:: FRAGMENTO DEL TEXTO ::
Mouriño, “exonerado”

Domingo, 11 Mayo, 2008

A Antonio Jáquez

El Congreso se ha cubierto de “gloria” con el resultado de la indagatoria sobre el secretario de Gobernación. No se tiene memoria de alguna comisión investigadora que con tal prontitud haya presentado conclusiones; a nadie sorprende el sentido de las mismas. La responsabilidad del Congreso fue subvertida por el acuerdo del gobierno con los jefes del PRI en las cámaras para llegar a la exoneración del secretario. Ya antes el titular de la Función Pública, había señalado que nada ilegal había en la situación.

Lo de menos son las conclusiones de la comisión. Lo grave es el precedente: hoy por ti, mañana por mí. Desde ahora los legisladores pueden continuar en el tráfico de influencias, incluso respecto a sus propias empresas. También podrán hacerlo los coordinadores de asesores y altos funcionarios de la Federación. México podrá proseguir su tránsito por el camino ancho de la corrupción, con funcionarios enriquecidos hasta el escándalo y un ignorado pueblo pobre.

Sería del todo saludable que quienes se asumen abanderados de la probidad y la transparencia, algo dijeran. En estos momentos el silencio es complicidad.

Otro efecto preocupante es el sometimiento que implica para el gobierno y el responsable de la política interior, el que el sector más autoritario y corrupto que hay en la política, haya sido el salvador de la situación. ¿A cargo de quién o de qué van las cuentas que deben a los coordinadores del PRI en las cámaras federales? Nadie se llame a engaño, el senador Beltrones llamó con todas sus palabras los términos de lo que para él significa la política y el acuerdo con el gobierno: quid pro quo.

Una Presidencia secuestrada por sus propios miedos o por las faltas de altos funcionarios es lo peor que puede acontecer. Se anula a sí misma y reniega de sus responsabilidades. El país ganador al que se convocó pierde por todas partes. La economía se sostiene con ingresos petroleros que ninguno de los gobiernos anteriores conoció ni por asomo, a la vez de que pierde posición para atraer inversión y exportar; el crecimiento de México es el más bajo de la región y sólo en las oficinas gubernamentales y en el interesado discurso del ex presidente Salinas, se habla de las grandes realizaciones de este gobierno. Las cosas van mal; frente a ello sorprende la falta de autocrítica y todavía más, el obsequioso silencio de observadores y analistas.

La élite también se ha sumado a la complacencia. El IFE ha sido objeto de su más salvaje ataque. El daño es real y en lugar de que la institución se ocupe en propiciar el ejercicio de las libertades políticas, su tarea de ahora es la de fiscalizador de los medios de comunicación. Los partidos políticos históricos —con la excepción del PRI— viven su peor momento. Los derechos de asociación y el de ser votado, presentan su más adversa circunstancia por el autoritarismo partidario que la reforma electoral avaló.
:::
:: EXTRACTOS DE DATOS ::
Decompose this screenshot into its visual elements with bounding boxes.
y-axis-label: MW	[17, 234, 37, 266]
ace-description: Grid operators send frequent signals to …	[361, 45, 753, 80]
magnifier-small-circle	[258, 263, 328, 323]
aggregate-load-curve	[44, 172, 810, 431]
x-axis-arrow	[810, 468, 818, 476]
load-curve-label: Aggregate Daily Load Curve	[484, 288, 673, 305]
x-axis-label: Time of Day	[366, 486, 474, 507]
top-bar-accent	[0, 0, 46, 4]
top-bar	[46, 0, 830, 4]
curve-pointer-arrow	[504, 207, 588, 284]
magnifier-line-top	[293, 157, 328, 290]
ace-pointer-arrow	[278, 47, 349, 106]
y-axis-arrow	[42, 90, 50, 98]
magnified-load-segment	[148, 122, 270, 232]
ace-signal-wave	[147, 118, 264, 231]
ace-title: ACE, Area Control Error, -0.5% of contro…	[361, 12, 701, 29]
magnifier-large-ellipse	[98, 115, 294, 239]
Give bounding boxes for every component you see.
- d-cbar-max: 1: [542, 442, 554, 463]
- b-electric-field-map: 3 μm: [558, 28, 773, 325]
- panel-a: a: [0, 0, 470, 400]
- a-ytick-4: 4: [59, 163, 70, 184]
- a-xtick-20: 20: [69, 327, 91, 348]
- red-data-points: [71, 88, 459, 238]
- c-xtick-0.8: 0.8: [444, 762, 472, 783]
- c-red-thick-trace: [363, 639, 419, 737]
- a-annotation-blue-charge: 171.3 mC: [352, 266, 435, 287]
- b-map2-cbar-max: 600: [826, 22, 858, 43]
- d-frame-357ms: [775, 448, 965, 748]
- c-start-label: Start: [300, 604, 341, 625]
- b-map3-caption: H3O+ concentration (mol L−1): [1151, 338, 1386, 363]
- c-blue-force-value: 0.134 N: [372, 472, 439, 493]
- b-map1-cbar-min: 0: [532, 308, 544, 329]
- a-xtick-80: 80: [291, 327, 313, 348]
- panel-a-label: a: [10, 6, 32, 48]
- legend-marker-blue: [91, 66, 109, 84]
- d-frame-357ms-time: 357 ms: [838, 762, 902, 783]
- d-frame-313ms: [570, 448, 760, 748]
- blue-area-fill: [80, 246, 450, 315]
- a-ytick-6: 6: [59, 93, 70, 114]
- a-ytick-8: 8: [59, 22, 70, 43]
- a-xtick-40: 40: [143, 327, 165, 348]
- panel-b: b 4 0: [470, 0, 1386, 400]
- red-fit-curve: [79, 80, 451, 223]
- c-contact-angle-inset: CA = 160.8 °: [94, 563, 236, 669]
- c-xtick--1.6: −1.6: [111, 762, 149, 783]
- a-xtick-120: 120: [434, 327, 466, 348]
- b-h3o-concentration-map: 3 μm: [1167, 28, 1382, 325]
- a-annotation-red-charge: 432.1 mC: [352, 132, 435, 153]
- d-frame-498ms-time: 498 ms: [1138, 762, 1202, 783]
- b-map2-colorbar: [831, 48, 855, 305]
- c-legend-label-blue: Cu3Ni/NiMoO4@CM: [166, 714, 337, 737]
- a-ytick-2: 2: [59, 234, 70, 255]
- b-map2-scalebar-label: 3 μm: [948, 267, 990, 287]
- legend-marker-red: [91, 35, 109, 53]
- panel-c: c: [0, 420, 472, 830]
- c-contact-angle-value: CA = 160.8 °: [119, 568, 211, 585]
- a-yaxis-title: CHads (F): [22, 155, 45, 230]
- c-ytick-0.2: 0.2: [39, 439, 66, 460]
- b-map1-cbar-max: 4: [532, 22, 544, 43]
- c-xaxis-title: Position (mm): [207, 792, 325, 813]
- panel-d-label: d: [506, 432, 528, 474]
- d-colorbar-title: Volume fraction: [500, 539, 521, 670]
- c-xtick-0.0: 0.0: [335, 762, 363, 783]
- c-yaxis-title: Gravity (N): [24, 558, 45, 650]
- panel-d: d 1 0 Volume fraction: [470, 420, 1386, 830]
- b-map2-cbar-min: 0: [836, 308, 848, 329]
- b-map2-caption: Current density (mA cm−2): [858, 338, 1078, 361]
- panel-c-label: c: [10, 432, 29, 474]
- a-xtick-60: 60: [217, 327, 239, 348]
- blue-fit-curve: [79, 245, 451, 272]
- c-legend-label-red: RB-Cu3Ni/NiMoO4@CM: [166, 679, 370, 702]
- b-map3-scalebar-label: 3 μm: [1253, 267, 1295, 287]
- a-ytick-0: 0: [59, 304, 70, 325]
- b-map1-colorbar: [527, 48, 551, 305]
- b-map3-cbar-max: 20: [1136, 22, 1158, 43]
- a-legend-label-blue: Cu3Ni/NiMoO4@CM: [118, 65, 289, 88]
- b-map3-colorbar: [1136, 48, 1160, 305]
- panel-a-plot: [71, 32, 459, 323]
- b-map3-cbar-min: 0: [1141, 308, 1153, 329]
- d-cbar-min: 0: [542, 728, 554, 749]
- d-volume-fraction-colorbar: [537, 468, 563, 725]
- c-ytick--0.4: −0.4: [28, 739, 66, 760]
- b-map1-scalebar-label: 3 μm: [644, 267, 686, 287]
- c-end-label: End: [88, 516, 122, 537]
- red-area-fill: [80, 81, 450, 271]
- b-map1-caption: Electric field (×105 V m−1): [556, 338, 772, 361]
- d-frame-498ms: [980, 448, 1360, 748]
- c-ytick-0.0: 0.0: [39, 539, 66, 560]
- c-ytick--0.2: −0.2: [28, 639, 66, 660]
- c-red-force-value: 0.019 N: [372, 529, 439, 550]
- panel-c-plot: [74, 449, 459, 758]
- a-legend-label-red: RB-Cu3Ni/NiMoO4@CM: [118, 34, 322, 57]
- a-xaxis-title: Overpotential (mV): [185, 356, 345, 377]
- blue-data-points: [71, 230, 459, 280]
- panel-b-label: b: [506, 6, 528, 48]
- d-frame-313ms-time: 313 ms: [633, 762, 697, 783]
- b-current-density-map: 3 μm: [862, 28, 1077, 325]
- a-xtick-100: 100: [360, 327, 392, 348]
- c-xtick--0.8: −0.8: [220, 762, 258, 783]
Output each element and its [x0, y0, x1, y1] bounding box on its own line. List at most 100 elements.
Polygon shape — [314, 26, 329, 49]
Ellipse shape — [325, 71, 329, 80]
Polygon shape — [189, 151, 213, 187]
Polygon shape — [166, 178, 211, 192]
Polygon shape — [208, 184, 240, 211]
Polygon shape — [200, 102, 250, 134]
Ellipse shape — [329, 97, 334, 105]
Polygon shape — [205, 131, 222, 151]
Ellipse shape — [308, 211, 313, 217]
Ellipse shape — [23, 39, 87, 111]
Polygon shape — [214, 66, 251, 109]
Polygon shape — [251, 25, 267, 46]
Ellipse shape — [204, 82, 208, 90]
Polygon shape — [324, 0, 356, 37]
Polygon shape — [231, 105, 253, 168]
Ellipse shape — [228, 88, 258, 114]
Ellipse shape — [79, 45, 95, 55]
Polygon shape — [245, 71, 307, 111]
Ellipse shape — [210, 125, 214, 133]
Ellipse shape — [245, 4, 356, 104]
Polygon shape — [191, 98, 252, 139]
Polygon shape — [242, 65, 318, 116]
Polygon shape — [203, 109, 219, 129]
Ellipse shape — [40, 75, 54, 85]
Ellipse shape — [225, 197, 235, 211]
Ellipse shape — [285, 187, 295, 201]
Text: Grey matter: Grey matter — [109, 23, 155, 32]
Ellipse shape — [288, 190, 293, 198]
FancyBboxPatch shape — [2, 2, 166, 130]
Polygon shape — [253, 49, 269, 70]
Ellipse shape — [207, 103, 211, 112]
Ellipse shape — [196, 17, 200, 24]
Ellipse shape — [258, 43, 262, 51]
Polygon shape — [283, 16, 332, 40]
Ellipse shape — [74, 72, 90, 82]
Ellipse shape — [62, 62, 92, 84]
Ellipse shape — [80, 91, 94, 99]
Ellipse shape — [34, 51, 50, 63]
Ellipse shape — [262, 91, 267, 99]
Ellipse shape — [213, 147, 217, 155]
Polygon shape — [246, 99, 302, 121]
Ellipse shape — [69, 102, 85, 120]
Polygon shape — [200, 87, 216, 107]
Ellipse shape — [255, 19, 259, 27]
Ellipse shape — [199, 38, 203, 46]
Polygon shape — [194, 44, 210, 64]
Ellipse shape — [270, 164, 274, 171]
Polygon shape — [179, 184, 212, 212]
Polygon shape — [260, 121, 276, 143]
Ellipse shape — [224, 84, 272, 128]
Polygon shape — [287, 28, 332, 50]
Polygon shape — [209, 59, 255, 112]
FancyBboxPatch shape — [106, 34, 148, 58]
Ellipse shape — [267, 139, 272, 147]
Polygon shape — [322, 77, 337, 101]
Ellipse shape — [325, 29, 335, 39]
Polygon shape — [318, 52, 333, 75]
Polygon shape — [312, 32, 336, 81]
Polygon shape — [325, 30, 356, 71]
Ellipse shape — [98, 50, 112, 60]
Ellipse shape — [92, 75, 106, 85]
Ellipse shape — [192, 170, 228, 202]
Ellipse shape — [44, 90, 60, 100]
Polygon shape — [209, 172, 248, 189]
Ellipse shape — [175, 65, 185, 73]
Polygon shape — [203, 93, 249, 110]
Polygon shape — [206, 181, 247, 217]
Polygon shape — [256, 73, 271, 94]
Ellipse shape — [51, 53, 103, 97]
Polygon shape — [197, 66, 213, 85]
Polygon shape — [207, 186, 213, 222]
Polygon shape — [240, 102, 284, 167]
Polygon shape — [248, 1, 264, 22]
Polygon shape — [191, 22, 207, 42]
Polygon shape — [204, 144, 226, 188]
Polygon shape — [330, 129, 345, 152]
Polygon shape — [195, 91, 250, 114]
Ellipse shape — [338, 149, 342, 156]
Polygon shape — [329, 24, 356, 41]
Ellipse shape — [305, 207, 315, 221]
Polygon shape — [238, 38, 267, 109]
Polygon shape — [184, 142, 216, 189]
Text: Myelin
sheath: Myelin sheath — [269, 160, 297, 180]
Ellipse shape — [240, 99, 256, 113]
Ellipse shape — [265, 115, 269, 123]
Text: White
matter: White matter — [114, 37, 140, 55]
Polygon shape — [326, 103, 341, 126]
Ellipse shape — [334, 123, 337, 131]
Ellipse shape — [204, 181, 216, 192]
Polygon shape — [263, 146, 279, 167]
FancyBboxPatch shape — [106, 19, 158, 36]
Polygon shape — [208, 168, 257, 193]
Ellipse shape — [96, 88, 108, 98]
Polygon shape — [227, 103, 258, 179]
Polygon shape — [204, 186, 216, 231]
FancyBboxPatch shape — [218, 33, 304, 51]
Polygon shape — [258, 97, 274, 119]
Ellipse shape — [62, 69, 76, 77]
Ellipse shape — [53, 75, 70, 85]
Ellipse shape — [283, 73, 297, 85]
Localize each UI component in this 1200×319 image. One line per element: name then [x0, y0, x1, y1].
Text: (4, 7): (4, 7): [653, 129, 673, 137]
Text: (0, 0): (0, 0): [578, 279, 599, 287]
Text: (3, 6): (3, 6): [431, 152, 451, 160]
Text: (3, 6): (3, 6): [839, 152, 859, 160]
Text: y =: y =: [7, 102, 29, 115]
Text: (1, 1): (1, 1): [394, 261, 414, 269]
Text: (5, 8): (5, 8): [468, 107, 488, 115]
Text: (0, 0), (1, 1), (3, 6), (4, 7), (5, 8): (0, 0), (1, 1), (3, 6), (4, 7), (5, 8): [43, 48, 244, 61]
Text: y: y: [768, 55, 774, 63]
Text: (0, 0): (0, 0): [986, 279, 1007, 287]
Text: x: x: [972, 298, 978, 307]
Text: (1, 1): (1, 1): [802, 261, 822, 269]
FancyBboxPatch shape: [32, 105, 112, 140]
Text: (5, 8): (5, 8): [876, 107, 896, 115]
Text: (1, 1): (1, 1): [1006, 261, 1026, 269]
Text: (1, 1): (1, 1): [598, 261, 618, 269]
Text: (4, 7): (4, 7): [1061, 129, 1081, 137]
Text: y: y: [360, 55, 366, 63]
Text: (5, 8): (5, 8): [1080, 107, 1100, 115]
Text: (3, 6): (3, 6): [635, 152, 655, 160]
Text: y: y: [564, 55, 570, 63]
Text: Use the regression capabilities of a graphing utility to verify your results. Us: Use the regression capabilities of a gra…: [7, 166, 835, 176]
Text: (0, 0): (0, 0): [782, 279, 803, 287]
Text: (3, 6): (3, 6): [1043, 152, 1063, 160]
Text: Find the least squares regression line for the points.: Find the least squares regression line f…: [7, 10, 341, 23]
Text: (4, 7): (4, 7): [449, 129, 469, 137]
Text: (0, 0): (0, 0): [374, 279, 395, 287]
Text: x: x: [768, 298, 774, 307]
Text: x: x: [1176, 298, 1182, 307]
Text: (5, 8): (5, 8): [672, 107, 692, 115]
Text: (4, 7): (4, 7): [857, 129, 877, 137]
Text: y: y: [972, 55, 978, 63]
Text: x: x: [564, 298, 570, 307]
:::
# TAREA A:
Según el artículo sobre Mouriño, ¿con qué ingresos se sostiene la economía?
# TAREA B:
Reescribe el pasaje del artículo sobre Mouriño que empieza con "Sería del todo" y sigue hasta "quid pro quo.", cambiando "complicidad" por "encubrimiento".
# TAREA C:
Prolonga el artículo sobre Mouriño a partir de donde se detiene.
No hace falta consultar las filas.

# TU RESPUESTA A:
Con ingresos petroleros que ninguno de los gobiernos anteriores conoció ni por asomo.

# TU RESPUESTA B:
Sería del todo saludable que quienes se asumen abanderados de la probidad y la transparencia, algo dijeran. En estos momentos el silencio es encubrimiento.

Otro efecto preocupante es el sometimiento que implica para el gobierno y el responsable de la política interior, el que el sector más autoritario y corrupto que hay en la política, haya sido el salvador de la situación. ¿A cargo de quién o de qué van las cuentas que deben a los coordinadores del PRI en las cámaras federales? Nadie se llame a engaño, el senador Beltrones llamó con todas sus palabras los términos de lo que para él significa la política y el acuerdo con el gobierno: quid pro quo.

# TU RESPUESTA C:
El deterioro ético de la política significa que el debate nacional se vuelque en torno a la disputa por el pastel. La reforma energética lo demuestra e incorpora a las ricas empresas transnacionales, al capital monopólico nacional, a la corrupta burocracia sindical, a los usufructuarios de Pemex, así como una vergonzosa disputa por el reparto del dinero del petróleo entre autoridades locales y federales. Nunca en la historia del país los estados habían tenido tantos recursos como ahora, situación que no se coteja con la transparencia o el rigor en su buen destino, como lo muestra el gobernador de Jalisco.

La pérdida del piso ético es medida de la circunstancia y también del momento histórico que se vive. Es lamentable, porque ocurre en la democracia y cuando las libertades han adquirido su mayor fortaleza. Ya no hay un PRI o Presidente a quien culpar. Hoy la derrota la debemos asumir todos, especialmente, quienes mayor influencia tienen en las decisiones políticas fundamentales.

Cuando más se requiere la crítica periodística y mejores condiciones hay para su ejercicio, ésta se vuelve medrosa, algunos para evitar verse asociados a la polarización que deviene del desenlace de la elección presidencial, otros más, por esa vieja tradición de no contrariar al poder. El secretario de Gobernación contó con blindaje mediático, no sólo con protección política y parlamentaria. Los selectos amigos del régimen en la opinión editorial, recomendaron “en corto” al Presidente, la remoción del secretario; el no hacerlo públicamente los vuelve parte de la oprobiosa exculpación. ¿Qué habrían dicho al respecto Luis Cabrera, Cosío Villegas, Octavio Paz o cualquiera de los libre pensantes del periodismo del México autoritario? Lo menos que se puede decir es que no hubieran guardado silencio.